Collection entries
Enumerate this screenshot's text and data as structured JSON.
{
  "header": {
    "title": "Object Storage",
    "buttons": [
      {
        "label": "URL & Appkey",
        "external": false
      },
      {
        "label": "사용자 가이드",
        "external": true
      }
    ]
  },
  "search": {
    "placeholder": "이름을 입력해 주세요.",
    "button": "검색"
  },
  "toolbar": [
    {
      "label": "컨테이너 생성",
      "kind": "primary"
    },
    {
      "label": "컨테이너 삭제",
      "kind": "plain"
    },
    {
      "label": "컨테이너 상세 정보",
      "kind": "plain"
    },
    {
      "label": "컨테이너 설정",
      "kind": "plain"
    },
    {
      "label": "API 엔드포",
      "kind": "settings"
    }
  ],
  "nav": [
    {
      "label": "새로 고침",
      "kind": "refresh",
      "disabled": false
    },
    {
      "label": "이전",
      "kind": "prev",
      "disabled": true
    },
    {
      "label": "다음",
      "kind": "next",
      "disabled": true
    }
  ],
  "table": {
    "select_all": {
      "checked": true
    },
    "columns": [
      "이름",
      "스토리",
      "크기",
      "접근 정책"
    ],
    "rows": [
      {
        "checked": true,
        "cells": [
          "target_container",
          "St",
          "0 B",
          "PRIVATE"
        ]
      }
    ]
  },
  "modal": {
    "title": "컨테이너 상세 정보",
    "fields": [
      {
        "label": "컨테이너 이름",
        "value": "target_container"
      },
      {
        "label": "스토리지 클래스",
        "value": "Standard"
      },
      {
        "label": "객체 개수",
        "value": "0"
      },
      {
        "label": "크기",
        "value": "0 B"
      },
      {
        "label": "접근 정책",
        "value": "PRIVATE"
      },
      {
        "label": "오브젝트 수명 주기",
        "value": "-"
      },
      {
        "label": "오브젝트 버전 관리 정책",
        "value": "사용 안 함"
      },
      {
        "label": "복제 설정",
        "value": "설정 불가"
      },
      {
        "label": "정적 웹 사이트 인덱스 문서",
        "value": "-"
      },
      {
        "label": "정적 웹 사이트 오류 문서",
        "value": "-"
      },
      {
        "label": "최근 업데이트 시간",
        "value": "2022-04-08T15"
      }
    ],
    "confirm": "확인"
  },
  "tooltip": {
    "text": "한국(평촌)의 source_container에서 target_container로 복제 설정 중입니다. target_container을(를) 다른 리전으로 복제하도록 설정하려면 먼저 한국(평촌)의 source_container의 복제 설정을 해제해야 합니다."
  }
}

• _Given request_: For each line in the data above that contains the string "kind", extract the line.

• _Correct result_:
      "kind": "primary"
      "kind": "plain"
      "kind": "plain"
      "kind": "plain"
      "kind": "settings"
      "kind": "refresh",
      "kind": "prev",
      "kind": "next",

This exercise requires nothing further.